BEGIN TASK DATA
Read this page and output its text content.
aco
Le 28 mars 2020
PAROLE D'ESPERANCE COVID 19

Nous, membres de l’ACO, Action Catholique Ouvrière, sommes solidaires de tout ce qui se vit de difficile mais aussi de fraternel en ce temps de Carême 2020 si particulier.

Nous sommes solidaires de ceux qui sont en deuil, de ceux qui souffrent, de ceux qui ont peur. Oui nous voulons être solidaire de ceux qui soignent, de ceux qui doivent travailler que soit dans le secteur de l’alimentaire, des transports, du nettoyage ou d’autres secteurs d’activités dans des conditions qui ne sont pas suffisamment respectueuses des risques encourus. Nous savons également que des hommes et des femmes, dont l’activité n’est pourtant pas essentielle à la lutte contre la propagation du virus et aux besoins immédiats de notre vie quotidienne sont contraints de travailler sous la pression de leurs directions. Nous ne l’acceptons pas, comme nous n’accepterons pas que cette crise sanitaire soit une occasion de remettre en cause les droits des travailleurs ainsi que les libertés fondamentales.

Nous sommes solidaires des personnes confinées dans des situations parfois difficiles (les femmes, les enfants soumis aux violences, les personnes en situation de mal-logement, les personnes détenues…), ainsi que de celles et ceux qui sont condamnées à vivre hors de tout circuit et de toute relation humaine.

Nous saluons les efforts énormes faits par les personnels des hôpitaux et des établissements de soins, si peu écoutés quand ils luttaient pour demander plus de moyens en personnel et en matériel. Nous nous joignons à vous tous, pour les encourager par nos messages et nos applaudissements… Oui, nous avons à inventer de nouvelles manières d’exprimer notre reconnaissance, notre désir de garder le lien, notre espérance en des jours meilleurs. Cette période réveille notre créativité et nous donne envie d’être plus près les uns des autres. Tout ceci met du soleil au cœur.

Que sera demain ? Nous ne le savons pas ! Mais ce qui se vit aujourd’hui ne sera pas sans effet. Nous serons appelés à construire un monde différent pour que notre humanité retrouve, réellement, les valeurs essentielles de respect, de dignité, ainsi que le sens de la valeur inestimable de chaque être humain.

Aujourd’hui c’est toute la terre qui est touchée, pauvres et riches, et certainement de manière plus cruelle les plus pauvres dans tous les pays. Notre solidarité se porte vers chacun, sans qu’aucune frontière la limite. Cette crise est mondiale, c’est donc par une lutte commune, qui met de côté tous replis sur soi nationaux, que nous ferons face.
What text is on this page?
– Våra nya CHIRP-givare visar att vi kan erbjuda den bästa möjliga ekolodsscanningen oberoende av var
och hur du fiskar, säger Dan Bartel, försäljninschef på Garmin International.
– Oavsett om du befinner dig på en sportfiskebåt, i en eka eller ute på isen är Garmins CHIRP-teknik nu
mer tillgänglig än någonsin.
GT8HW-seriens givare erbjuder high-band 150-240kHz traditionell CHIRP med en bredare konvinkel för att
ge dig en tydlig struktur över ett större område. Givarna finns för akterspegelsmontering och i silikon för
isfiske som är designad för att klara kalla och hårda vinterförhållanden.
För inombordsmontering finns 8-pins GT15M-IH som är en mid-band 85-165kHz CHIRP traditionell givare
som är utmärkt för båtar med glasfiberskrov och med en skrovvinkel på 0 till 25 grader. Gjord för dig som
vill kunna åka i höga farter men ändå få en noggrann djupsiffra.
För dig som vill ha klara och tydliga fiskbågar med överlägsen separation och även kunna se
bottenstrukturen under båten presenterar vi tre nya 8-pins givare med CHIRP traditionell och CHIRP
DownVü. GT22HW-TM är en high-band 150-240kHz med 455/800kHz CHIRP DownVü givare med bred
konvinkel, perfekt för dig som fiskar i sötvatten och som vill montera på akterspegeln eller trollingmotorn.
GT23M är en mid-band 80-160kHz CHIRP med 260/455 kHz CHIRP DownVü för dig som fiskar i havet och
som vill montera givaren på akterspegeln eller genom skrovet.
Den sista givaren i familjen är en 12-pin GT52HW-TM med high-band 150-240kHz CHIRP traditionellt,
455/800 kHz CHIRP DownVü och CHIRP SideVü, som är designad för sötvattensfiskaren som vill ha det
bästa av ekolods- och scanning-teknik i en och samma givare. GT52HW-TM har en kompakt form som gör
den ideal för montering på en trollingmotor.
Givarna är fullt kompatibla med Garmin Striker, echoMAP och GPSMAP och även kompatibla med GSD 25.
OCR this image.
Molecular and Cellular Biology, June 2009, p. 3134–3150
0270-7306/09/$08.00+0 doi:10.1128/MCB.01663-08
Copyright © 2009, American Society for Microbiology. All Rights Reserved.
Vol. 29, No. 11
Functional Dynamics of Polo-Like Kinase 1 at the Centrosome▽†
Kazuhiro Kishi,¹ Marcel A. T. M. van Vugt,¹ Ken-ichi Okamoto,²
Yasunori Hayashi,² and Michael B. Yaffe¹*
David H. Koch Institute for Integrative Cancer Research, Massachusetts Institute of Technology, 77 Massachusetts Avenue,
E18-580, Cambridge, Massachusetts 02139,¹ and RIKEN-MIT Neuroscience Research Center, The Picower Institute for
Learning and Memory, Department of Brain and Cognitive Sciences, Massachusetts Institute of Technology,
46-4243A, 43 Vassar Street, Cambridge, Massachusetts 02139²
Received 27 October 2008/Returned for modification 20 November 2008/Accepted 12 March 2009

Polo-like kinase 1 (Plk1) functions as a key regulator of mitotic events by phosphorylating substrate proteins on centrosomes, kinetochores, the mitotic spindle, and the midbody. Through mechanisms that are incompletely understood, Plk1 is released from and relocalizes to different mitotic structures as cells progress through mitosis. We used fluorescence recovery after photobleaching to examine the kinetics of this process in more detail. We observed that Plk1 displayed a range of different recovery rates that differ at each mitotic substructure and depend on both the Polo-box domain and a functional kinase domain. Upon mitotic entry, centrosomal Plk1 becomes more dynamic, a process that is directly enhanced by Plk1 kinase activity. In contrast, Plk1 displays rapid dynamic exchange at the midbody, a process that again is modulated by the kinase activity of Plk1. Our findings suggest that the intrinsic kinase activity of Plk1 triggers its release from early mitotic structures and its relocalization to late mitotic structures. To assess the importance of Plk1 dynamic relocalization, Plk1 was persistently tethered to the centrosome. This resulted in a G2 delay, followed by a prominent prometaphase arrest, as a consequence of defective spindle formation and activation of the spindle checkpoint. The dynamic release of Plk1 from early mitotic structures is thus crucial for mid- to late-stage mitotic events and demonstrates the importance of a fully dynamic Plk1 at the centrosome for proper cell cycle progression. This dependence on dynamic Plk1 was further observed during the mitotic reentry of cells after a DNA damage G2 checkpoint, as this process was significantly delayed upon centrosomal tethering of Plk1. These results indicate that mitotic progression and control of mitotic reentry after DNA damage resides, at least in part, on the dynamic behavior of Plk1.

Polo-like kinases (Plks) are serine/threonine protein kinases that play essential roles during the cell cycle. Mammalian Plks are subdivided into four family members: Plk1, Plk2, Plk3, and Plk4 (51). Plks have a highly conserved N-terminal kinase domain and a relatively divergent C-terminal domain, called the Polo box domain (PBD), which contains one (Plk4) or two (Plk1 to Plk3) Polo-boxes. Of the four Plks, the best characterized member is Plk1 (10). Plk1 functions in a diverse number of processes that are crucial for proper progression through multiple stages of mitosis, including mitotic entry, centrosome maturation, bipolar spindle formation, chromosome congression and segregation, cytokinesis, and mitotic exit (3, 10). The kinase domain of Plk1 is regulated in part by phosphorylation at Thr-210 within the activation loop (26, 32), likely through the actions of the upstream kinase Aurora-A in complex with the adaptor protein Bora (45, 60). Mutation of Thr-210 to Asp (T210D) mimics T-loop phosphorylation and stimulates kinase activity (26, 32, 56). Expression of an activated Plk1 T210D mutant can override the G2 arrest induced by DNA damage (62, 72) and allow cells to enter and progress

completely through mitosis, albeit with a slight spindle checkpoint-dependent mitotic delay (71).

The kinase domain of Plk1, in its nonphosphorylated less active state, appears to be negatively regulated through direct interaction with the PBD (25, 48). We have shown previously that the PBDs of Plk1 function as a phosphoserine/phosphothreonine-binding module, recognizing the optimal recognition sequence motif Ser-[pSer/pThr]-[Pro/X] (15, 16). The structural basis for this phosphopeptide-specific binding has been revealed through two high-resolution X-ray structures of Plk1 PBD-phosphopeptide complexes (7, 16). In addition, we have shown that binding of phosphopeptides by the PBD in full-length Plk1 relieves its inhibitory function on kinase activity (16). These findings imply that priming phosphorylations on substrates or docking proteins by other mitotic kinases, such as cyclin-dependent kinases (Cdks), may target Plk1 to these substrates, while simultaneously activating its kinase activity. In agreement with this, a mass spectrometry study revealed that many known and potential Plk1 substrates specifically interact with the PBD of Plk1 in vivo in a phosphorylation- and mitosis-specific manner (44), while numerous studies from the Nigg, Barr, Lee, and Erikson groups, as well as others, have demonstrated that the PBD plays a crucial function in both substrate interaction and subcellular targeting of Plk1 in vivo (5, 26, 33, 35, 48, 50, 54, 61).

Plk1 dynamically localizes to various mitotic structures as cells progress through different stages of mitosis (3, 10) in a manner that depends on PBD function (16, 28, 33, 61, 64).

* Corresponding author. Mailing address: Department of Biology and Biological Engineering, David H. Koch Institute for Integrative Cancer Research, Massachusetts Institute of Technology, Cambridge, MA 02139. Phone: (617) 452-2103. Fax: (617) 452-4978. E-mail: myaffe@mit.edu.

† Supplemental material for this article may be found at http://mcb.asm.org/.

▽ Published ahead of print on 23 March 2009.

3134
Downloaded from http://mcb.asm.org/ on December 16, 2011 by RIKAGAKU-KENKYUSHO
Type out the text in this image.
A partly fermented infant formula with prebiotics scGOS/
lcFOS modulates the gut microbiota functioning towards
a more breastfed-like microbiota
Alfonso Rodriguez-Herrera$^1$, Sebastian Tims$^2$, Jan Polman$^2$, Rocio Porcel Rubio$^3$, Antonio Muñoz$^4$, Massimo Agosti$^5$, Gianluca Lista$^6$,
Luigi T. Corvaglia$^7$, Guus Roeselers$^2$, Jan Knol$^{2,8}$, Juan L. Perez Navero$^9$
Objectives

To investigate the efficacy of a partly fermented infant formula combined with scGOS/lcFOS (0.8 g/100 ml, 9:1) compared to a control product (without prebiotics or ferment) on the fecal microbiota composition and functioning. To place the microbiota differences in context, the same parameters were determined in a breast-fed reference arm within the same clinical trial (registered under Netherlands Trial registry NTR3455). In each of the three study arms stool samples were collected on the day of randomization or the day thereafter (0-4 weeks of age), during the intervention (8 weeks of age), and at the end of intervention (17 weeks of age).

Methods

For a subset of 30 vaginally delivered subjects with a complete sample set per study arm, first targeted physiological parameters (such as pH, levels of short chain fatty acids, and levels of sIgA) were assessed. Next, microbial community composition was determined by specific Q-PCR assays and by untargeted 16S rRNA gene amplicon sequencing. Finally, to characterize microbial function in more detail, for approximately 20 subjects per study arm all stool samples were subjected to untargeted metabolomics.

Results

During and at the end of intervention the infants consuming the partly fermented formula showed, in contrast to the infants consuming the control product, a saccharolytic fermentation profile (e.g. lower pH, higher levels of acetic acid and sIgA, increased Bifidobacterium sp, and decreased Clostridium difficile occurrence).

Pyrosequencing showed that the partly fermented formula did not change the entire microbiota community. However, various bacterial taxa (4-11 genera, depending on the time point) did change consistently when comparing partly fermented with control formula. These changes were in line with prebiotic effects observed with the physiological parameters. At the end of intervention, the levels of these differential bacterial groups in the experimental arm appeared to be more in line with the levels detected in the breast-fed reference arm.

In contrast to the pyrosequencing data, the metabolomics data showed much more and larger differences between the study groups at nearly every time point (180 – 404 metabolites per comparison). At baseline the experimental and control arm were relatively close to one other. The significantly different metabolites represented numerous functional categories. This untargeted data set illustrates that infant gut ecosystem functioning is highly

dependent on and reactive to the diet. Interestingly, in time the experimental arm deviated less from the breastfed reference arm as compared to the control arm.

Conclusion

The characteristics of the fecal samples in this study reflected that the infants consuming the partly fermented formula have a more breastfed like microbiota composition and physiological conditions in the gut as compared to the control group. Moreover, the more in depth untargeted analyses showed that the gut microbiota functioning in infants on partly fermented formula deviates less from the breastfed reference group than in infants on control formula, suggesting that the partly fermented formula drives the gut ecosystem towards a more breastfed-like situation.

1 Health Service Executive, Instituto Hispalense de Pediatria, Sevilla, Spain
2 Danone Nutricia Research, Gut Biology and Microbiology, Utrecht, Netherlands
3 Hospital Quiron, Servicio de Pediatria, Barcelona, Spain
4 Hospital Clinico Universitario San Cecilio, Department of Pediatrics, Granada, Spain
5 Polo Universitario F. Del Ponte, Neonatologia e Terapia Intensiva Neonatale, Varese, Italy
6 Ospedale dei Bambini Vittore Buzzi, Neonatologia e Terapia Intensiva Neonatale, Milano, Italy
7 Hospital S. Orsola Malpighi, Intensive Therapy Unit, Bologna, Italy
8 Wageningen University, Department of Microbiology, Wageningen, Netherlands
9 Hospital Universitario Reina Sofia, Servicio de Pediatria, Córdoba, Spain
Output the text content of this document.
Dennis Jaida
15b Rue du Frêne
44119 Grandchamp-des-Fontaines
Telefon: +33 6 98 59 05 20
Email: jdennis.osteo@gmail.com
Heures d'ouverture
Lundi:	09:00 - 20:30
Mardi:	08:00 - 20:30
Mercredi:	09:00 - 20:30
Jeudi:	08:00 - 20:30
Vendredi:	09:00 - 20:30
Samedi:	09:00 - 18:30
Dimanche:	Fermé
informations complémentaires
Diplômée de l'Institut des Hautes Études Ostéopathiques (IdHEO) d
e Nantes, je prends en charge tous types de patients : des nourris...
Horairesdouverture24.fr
END TASK DATA
→ TASK DIRECTIONS
Every line from the data above that contains "http" must appear in the answer.

→ EXERCISE RESPONSE
† Supplemental material for this article may be found at http://mcb.asm.org/.
Downloaded from http://mcb.asm.org/ on December 16, 2011 by RIKAGAKU-KENKYUSHO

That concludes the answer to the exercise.